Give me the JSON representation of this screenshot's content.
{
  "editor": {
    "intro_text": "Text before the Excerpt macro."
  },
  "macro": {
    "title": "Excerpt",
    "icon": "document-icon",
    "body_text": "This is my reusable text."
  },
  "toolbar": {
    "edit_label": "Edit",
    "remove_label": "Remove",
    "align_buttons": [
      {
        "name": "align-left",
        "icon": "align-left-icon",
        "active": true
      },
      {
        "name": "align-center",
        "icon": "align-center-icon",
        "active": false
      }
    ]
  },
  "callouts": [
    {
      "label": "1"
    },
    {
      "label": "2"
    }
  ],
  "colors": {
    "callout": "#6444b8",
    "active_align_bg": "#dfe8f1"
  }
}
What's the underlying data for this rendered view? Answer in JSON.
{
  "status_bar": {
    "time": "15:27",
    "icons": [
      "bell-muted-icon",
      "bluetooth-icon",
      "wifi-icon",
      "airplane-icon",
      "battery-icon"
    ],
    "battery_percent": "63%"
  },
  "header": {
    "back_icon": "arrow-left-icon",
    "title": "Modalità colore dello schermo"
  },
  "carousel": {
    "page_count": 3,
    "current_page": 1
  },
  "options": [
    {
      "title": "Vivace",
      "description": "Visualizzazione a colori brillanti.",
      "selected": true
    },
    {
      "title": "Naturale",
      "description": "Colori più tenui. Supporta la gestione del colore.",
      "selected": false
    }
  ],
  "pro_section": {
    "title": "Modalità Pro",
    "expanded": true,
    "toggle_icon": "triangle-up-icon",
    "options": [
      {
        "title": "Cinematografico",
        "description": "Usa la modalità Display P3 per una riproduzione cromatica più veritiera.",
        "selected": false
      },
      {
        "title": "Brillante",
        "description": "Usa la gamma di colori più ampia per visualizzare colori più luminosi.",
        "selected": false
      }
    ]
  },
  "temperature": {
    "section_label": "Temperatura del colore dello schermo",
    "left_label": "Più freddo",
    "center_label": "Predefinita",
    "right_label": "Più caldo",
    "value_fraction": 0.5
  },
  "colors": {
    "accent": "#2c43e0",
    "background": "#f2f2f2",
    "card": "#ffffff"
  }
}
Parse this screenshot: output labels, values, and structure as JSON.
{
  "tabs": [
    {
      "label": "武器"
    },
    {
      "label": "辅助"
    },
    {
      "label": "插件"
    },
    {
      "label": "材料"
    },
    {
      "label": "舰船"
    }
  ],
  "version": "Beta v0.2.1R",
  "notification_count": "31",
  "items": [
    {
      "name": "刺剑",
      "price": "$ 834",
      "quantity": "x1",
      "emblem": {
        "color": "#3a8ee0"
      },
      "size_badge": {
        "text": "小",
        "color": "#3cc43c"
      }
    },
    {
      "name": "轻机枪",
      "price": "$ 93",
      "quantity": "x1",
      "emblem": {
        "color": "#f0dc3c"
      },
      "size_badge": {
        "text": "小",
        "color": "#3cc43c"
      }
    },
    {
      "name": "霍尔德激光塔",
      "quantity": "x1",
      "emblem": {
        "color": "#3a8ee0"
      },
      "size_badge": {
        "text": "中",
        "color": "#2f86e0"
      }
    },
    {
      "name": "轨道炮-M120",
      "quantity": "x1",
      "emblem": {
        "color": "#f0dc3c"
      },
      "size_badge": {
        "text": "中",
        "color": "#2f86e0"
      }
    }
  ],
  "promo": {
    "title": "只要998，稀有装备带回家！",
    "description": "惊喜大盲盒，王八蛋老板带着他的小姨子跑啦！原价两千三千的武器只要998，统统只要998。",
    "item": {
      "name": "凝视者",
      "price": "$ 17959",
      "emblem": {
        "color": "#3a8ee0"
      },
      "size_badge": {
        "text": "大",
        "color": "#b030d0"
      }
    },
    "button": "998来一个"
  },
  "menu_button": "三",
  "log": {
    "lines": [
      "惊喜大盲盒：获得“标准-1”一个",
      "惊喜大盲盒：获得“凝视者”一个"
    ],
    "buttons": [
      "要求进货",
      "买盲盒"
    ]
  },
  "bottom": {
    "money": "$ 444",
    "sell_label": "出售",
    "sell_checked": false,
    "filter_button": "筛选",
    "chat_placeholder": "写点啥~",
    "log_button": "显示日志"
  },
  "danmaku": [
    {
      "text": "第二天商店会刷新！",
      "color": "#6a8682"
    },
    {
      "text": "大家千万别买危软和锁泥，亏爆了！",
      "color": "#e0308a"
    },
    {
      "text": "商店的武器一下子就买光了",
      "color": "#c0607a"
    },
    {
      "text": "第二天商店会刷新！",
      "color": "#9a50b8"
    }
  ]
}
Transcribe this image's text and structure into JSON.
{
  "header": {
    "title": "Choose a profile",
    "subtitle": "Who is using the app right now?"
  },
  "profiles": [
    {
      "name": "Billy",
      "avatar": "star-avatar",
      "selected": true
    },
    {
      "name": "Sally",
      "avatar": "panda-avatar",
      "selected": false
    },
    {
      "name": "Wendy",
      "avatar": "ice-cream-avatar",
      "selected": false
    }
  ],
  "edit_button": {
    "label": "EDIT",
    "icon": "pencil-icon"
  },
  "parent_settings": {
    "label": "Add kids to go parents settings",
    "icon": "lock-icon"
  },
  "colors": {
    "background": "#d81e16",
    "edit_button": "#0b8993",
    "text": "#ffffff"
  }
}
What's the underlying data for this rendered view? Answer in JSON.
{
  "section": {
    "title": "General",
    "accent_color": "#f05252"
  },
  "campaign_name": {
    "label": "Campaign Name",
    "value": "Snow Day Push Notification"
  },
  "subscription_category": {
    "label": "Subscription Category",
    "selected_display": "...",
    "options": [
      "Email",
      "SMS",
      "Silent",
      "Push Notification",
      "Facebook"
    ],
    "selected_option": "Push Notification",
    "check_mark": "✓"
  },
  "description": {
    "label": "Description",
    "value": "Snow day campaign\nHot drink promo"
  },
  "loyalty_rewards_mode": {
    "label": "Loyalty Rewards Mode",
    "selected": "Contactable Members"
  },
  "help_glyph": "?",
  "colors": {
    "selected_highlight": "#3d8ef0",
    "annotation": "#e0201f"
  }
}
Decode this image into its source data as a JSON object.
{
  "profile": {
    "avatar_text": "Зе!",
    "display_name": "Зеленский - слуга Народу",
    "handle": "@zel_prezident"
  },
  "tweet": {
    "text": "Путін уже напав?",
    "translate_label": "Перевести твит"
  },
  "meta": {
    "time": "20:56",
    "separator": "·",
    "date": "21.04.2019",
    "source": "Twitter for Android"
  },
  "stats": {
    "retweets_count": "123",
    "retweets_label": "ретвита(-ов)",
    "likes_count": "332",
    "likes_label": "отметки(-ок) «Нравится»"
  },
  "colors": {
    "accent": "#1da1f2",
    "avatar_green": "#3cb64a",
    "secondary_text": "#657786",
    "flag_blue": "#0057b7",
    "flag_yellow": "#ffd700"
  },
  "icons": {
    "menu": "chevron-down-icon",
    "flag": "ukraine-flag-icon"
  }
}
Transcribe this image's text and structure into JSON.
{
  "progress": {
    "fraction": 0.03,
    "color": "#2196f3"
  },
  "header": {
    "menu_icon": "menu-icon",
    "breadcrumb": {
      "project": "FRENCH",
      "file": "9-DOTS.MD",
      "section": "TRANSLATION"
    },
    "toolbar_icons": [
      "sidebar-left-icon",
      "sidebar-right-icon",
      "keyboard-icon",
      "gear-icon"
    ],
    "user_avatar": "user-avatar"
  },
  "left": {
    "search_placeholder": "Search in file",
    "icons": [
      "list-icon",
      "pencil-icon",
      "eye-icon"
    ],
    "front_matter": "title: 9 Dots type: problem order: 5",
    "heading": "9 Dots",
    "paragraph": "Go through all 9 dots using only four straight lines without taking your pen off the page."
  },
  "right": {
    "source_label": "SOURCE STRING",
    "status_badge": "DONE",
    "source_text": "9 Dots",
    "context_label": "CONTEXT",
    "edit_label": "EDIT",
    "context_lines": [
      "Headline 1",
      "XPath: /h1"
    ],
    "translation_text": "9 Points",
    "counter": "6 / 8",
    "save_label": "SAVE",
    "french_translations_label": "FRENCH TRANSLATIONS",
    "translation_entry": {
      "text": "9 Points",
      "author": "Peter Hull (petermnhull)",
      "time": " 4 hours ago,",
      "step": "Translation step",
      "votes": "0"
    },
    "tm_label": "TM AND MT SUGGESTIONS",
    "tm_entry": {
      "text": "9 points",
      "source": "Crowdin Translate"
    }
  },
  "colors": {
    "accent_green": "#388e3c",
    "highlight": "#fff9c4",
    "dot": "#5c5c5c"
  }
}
________________________
- Given exercise: Your answer should be a single number: the count of lines in the material above that contain "Push".

- Written answer: 3